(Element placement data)
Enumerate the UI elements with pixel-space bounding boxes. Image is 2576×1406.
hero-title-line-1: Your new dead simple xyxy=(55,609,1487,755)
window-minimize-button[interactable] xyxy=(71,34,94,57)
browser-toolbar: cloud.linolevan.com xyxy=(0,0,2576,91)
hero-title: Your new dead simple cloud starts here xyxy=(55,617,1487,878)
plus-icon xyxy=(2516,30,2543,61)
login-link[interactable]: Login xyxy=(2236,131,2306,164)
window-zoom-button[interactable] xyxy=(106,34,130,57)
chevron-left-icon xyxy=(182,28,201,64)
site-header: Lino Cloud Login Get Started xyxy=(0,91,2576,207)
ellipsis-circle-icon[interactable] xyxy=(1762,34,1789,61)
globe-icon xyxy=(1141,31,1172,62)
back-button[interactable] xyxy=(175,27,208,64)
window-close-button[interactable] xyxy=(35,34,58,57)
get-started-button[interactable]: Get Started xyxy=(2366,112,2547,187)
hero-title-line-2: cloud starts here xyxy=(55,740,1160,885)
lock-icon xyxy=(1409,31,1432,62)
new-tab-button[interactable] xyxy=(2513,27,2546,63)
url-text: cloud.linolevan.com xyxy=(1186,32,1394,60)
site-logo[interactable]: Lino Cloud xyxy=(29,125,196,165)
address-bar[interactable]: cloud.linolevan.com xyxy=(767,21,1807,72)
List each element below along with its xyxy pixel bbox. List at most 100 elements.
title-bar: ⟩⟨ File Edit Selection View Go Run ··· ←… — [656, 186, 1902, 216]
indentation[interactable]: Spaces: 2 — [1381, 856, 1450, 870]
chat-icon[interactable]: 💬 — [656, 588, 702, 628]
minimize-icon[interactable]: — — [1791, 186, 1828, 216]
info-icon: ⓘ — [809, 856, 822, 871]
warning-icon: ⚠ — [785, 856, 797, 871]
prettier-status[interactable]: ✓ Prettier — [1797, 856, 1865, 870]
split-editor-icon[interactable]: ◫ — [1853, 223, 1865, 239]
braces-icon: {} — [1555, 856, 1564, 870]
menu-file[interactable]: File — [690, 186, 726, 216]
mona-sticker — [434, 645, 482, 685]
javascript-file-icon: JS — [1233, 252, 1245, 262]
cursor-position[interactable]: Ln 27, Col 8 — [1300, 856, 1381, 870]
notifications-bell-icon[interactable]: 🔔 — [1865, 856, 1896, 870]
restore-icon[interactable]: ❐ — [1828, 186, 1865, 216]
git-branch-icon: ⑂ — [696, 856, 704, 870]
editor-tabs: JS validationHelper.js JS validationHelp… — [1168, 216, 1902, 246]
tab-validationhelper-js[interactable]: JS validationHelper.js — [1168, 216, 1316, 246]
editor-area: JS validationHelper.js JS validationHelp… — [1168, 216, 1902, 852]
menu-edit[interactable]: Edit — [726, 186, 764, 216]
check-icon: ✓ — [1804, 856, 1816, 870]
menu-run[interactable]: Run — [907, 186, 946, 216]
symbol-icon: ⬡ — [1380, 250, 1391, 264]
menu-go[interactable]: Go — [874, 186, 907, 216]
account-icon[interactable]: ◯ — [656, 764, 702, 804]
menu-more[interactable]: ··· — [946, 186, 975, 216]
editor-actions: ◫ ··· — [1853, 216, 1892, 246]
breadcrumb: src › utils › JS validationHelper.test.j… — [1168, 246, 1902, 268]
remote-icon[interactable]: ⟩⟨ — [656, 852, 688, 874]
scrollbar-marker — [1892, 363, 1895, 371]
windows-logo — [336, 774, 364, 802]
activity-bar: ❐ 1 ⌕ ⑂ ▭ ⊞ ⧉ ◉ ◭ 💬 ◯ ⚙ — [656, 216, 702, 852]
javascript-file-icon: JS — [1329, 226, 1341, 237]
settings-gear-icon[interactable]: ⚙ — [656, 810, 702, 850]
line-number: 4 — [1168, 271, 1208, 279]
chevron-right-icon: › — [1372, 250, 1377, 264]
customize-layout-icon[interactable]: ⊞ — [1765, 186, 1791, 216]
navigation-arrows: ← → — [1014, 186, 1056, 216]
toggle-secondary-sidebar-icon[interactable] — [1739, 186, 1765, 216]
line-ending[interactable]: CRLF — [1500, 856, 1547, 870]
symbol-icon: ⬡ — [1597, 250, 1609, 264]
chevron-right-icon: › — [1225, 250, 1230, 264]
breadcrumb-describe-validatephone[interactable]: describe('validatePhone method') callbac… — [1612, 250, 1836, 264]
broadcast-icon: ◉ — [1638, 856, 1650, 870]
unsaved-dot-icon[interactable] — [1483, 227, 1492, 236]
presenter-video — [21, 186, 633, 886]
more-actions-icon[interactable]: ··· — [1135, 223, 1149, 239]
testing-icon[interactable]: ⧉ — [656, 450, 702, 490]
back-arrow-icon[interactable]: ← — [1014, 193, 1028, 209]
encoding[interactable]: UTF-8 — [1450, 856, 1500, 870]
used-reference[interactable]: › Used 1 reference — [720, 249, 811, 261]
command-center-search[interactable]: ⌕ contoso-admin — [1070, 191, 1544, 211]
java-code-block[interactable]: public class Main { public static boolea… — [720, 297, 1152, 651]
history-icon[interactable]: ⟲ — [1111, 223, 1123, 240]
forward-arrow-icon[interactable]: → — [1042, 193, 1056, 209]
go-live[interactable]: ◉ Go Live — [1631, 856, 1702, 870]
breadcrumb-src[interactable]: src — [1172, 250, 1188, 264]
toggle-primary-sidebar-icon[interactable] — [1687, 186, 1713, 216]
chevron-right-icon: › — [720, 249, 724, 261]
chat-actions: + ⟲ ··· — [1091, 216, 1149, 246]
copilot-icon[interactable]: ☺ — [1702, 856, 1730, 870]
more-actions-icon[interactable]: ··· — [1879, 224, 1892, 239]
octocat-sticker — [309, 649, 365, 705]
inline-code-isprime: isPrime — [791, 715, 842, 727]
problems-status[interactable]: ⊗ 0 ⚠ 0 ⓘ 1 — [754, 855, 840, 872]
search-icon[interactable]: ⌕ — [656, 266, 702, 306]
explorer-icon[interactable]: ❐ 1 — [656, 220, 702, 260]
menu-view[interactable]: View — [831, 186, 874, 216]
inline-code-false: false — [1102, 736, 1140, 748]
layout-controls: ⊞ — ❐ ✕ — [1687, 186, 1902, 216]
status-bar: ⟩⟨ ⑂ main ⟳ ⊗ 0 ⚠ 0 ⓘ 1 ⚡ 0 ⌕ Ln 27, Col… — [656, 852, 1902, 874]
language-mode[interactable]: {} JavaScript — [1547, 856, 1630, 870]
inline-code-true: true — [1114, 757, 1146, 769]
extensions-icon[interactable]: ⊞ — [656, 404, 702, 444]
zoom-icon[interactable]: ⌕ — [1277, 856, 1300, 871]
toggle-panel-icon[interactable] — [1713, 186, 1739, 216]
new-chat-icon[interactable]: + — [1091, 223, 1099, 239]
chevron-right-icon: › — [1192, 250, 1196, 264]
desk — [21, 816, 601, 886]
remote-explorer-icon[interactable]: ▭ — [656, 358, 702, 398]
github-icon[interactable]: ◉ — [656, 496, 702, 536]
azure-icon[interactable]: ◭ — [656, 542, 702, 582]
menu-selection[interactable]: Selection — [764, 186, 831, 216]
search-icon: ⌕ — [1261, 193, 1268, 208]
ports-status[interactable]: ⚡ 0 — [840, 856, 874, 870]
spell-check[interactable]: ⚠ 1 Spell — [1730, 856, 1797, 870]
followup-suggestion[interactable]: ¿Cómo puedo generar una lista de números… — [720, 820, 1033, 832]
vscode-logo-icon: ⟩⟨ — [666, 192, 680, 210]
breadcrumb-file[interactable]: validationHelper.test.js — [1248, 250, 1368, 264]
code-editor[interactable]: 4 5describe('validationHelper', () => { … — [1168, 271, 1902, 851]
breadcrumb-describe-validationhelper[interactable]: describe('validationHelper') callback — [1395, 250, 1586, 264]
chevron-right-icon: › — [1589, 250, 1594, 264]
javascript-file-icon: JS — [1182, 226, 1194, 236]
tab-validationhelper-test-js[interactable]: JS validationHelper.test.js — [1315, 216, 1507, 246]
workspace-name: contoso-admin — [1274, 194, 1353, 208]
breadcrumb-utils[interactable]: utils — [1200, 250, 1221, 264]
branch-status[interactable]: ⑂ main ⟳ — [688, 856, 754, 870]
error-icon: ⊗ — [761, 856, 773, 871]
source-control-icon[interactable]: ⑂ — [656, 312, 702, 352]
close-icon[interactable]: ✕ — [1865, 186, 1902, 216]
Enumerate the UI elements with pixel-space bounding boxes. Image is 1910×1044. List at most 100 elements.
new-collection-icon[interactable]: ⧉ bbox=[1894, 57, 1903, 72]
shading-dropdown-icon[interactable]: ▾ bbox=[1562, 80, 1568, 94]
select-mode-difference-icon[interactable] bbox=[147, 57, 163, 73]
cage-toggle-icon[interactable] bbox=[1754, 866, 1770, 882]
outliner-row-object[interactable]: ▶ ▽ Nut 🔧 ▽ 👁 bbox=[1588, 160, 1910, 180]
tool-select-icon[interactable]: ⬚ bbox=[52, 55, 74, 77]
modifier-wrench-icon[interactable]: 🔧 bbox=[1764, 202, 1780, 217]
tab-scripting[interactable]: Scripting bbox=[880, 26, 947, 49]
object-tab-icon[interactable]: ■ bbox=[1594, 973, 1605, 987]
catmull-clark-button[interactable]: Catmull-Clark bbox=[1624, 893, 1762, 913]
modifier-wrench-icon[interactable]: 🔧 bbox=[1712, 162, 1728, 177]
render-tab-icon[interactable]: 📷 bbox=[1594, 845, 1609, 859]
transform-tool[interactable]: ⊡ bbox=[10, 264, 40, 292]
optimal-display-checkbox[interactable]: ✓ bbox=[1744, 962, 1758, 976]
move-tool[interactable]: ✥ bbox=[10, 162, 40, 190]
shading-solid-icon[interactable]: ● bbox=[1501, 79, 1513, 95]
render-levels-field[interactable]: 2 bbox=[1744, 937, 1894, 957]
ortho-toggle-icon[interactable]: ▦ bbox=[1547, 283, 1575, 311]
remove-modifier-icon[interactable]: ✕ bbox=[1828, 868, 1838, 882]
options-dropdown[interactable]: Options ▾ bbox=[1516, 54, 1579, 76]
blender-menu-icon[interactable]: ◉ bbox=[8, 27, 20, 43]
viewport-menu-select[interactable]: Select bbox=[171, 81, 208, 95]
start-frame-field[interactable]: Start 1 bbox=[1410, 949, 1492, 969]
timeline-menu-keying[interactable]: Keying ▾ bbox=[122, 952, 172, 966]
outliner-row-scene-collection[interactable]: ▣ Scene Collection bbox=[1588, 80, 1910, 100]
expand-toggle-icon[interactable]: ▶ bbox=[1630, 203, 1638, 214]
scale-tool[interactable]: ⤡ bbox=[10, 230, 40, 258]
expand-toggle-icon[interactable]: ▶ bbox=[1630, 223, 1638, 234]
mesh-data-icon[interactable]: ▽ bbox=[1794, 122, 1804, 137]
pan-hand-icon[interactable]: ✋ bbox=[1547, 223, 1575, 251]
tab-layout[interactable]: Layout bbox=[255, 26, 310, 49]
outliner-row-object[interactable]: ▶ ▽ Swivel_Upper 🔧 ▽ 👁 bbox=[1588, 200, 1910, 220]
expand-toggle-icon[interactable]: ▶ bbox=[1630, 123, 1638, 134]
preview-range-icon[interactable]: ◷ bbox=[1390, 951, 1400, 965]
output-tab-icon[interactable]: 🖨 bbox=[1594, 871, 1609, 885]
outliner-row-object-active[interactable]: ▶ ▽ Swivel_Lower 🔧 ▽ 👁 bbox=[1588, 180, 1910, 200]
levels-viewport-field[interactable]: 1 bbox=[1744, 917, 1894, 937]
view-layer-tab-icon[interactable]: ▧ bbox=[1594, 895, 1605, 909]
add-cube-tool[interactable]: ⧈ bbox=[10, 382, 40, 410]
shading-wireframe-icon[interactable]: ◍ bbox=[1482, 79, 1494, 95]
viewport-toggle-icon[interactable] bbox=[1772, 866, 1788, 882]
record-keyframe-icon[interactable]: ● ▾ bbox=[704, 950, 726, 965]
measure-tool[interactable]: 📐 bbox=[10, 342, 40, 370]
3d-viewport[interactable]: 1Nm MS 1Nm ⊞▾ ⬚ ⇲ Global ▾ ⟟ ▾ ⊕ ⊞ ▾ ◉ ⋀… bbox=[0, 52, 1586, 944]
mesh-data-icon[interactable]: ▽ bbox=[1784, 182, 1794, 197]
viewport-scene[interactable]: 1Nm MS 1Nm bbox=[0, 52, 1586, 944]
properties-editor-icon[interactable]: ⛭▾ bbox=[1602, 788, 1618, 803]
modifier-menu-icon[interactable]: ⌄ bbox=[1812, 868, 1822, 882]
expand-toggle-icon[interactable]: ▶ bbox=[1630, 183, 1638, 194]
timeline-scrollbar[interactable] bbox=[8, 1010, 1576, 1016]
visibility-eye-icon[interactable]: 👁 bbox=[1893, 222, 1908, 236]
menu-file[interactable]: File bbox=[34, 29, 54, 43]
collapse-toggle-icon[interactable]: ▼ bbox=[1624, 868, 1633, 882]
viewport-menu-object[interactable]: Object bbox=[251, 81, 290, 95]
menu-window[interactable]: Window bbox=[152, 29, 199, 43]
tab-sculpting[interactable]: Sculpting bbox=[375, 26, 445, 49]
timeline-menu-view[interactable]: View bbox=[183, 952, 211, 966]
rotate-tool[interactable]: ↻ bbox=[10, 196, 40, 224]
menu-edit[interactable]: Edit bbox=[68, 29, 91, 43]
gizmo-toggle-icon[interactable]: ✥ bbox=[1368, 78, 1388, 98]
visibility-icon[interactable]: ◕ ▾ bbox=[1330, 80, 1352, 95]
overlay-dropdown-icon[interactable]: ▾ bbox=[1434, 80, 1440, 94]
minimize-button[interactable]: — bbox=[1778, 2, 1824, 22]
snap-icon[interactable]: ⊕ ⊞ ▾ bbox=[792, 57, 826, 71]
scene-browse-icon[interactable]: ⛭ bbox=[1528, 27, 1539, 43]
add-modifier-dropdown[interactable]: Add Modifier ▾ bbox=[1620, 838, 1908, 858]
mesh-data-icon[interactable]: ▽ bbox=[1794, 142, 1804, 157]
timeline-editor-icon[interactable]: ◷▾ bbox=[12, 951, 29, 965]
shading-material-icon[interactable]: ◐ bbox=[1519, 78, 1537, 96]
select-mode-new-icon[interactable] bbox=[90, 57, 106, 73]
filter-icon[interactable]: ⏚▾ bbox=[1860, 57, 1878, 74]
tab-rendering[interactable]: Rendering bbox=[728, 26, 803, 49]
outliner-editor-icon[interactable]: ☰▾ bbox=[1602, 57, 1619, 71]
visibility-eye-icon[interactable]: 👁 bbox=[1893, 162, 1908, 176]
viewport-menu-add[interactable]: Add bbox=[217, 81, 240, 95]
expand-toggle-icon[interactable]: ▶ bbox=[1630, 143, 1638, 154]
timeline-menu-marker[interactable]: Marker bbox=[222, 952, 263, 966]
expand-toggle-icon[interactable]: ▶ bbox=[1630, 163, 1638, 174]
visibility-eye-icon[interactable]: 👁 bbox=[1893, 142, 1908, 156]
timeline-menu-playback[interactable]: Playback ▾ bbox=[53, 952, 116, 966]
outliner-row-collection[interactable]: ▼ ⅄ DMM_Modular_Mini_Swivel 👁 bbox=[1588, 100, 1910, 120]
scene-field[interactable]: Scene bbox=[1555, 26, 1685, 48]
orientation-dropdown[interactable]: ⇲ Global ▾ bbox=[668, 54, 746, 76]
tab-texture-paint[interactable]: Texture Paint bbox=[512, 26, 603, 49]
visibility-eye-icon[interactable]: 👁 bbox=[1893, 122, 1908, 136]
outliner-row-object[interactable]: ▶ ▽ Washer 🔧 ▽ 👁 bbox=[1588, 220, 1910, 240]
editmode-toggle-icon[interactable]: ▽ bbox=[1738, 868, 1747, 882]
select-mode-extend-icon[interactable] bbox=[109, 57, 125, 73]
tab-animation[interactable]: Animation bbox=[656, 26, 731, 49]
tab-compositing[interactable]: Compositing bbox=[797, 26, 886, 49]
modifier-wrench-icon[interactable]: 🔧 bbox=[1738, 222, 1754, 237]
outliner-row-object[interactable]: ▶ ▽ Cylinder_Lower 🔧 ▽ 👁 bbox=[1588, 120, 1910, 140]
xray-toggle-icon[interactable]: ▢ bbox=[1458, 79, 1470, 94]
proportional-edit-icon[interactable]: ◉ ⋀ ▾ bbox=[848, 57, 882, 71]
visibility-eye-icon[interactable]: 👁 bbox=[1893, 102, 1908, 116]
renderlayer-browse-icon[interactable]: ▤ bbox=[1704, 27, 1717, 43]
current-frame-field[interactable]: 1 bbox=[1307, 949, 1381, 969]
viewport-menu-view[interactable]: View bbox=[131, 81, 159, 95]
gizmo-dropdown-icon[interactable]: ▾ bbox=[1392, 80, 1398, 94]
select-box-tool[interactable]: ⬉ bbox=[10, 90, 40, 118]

### TASK GOAL
Give the part of the entries that opens at their very start and closes with the line containing "window-zoom-button[interactable] xyxy=(106,34,130,57)" as a numbered list, including that final line and omitting any blank lines.

### ANSWER FOR THE TASK
1. Enumerate the UI elements with pixel-space bounding boxes. Image is 2576×1406.
2. hero-title-line-1: Your new dead simple xyxy=(55,609,1487,755)
3. window-minimize-button[interactable] xyxy=(71,34,94,57)
4. browser-toolbar: cloud.linolevan.com xyxy=(0,0,2576,91)
5. hero-title: Your new dead simple cloud starts here xyxy=(55,617,1487,878)
6. plus-icon xyxy=(2516,30,2543,61)
7. login-link[interactable]: Login xyxy=(2236,131,2306,164)
8. window-zoom-button[interactable] xyxy=(106,34,130,57)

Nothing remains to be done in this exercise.